:: Recorded data
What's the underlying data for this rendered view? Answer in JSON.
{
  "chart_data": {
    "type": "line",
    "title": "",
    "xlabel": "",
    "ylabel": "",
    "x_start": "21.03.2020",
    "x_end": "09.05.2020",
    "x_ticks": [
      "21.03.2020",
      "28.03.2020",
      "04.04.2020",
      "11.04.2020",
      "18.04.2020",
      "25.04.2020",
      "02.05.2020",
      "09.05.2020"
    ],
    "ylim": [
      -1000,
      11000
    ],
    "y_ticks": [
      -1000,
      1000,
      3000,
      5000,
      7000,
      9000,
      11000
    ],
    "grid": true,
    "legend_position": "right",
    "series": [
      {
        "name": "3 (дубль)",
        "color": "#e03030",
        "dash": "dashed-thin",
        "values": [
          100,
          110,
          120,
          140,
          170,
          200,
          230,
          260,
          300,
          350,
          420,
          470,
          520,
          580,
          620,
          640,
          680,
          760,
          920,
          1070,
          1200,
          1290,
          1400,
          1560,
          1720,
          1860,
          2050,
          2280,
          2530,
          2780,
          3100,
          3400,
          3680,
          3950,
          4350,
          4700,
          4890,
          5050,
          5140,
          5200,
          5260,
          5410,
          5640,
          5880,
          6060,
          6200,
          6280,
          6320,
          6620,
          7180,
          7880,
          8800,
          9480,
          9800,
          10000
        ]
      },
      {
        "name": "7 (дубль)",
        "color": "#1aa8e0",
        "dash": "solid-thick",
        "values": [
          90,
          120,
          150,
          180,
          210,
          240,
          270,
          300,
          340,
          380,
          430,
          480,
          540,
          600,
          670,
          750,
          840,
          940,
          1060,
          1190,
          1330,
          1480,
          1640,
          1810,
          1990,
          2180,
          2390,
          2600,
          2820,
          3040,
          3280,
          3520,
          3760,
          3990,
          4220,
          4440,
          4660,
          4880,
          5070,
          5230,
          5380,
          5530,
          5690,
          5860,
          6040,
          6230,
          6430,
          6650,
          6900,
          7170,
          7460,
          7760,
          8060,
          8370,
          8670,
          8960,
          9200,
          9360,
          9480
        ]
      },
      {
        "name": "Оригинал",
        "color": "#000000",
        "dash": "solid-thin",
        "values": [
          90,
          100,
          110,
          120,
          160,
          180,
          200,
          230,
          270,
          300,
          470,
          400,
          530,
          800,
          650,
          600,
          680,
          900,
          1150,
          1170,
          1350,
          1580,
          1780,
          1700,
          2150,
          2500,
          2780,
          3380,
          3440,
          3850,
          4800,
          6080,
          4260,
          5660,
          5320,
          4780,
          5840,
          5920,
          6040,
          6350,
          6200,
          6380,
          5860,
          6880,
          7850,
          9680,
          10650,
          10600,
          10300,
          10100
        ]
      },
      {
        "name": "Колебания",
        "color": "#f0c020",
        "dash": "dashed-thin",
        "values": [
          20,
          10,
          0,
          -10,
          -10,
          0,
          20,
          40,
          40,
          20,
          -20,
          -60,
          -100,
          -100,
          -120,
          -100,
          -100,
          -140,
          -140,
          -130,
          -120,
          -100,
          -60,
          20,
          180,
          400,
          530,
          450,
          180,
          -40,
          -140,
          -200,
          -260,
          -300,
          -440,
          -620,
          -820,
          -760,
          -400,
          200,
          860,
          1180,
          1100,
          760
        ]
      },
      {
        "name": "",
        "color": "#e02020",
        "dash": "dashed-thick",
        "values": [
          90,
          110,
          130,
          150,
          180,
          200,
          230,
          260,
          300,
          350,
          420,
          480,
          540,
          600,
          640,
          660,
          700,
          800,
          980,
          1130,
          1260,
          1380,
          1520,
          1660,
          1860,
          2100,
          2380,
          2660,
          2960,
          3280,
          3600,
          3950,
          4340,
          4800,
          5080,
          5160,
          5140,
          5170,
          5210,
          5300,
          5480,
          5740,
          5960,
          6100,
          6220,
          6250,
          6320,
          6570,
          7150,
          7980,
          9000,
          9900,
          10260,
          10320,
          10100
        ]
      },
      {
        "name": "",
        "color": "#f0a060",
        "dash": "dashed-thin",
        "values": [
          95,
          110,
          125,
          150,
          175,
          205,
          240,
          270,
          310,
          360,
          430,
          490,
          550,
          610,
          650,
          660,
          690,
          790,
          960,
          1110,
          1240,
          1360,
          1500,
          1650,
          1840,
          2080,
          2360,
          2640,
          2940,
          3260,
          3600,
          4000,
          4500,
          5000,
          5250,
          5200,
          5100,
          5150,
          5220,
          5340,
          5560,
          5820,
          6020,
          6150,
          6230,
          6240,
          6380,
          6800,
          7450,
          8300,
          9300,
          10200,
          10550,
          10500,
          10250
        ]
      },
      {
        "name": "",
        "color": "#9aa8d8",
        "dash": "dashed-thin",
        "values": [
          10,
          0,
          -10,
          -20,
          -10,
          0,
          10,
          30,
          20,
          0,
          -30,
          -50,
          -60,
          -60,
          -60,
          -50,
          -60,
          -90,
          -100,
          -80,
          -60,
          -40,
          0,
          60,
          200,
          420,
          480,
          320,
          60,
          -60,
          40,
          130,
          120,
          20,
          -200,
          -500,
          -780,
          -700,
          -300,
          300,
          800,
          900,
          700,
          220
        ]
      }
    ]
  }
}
::::
Directive: Write out the whole listing again. Match it word for word.

Task result:
What's the underlying data for this rendered view? Answer in JSON.
{
  "chart_data": {
    "type": "line",
    "title": "",
    "xlabel": "",
    "ylabel": "",
    "x_start": "21.03.2020",
    "x_end": "09.05.2020",
    "x_ticks": [
      "21.03.2020",
      "28.03.2020",
      "04.04.2020",
      "11.04.2020",
      "18.04.2020",
      "25.04.2020",
      "02.05.2020",
      "09.05.2020"
    ],
    "ylim": [
      -1000,
      11000
    ],
    "y_ticks": [
      -1000,
      1000,
      3000,
      5000,
      7000,
      9000,
      11000
    ],
    "grid": true,
    "legend_position": "right",
    "series": [
      {
        "name": "3 (дубль)",
        "color": "#e03030",
        "dash": "dashed-thin",
        "values": [
          100,
          110,
          120,
          140,
          170,
          200,
          230,
          260,
          300,
          350,
          420,
          470,
          520,
          580,
          620,
          640,
          680,
          760,
          920,
          1070,
          1200,
          1290,
          1400,
          1560,
          1720,
          1860,
          2050,
          2280,
          2530,
          2780,
          3100,
          3400,
          3680,
          3950,
          4350,
          4700,
          4890,
          5050,
          5140,
          5200,
          5260,
          5410,
          5640,
          5880,
          6060,
          6200,
          6280,
          6320,
          6620,
          7180,
          7880,
          8800,
          9480,
          9800,
          10000
        ]
      },
      {
        "name": "7 (дубль)",
        "color": "#1aa8e0",
        "dash": "solid-thick",
        "values": [
          90,
          120,
          150,
          180,
          210,
          240,
          270,
          300,
          340,
          380,
          430,
          480,
          540,
          600,
          670,
          750,
          840,
          940,
          1060,
          1190,
          1330,
          1480,
          1640,
          1810,
          1990,
          2180,
          2390,
          2600,
          2820,
          3040,
          3280,
          3520,
          3760,
          3990,
          4220,
          4440,
          4660,
          4880,
          5070,
          5230,
          5380,
          5530,
          5690,
          5860,
          6040,
          6230,
          6430,
          6650,
          6900,
          7170,
          7460,
          7760,
          8060,
          8370,
          8670,
          8960,
          9200,
          9360,
          9480
        ]
      },
      {
        "name": "Оригинал",
        "color": "#000000",
        "dash": "solid-thin",
        "values": [
          90,
          100,
          110,
          120,
          160,
          180,
          200,
          230,
          270,
          300,
          470,
          400,
          530,
          800,
          650,
          600,
          680,
          900,
          1150,
          1170,
          1350,
          1580,
          1780,
          1700,
          2150,
          2500,
          2780,
          3380,
          3440,
          3850,
          4800,
          6080,
          4260,
          5660,
          5320,
          4780,
          5840,
          5920,
          6040,
          6350,
          6200,
          6380,
          5860,
          6880,
          7850,
          9680,
          10650,
          10600,
          10300,
          10100
        ]
      },
      {
        "name": "Колебания",
        "color": "#f0c020",
        "dash": "dashed-thin",
        "values": [
          20,
          10,
          0,
          -10,
          -10,
          0,
          20,
          40,
          40,
          20,
          -20,
          -60,
          -100,
          -100,
          -120,
          -100,
          -100,
          -140,
          -140,
          -130,
          -120,
          -100,
          -60,
          20,
          180,
          400,
          530,
          450,
          180,
          -40,
          -140,
          -200,
          -260,
          -300,
          -440,
          -620,
          -820,
          -760,
          -400,
          200,
          860,
          1180,
          1100,
          760
        ]
      },
      {
        "name": "",
        "color": "#e02020",
        "dash": "dashed-thick",
        "values": [
          90,
          110,
          130,
          150,
          180,
          200,
          230,
          260,
          300,
          350,
          420,
          480,
          540,
          600,
          640,
          660,
          700,
          800,
          980,
          1130,
          1260,
          1380,
          1520,
          1660,
          1860,
          2100,
          2380,
          2660,
          2960,
          3280,
          3600,
          3950,
          4340,
          4800,
          5080,
          5160,
          5140,
          5170,
          5210,
          5300,
          5480,
          5740,
          5960,
          6100,
          6220,
          6250,
          6320,
          6570,
          7150,
          7980,
          9000,
          9900,
          10260,
          10320,
          10100
        ]
      },
      {
        "name": "",
        "color": "#f0a060",
        "dash": "dashed-thin",
        "values": [
          95,
          110,
          125,
          150,
          175,
          205,
          240,
          270,
          310,
          360,
          430,
          490,
          550,
          610,
          650,
          660,
          690,
          790,
          960,
          1110,
          1240,
          1360,
          1500,
          1650,
          1840,
          2080,
          2360,
          2640,
          2940,
          3260,
          3600,
          4000,
          4500,
          5000,
          5250,
          5200,
          5100,
          5150,
          5220,
          5340,
          5560,
          5820,
          6020,
          6150,
          6230,
          6240,
          6380,
          6800,
          7450,
          8300,
          9300,
          10200,
          10550,
          10500,
          10250
        ]
      },
      {
        "name": "",
        "color": "#9aa8d8",
        "dash": "dashed-thin",
        "values": [
          10,
          0,
          -10,
          -20,
          -10,
          0,
          10,
          30,
          20,
          0,
          -30,
          -50,
          -60,
          -60,
          -60,
          -50,
          -60,
          -90,
          -100,
          -80,
          -60,
          -40,
          0,
          60,
          200,
          420,
          480,
          320,
          60,
          -60,
          40,
          130,
          120,
          20,
          -200,
          -500,
          -780,
          -700,
          -300,
          300,
          800,
          900,
          700,
          220
        ]
      }
    ]
  }
}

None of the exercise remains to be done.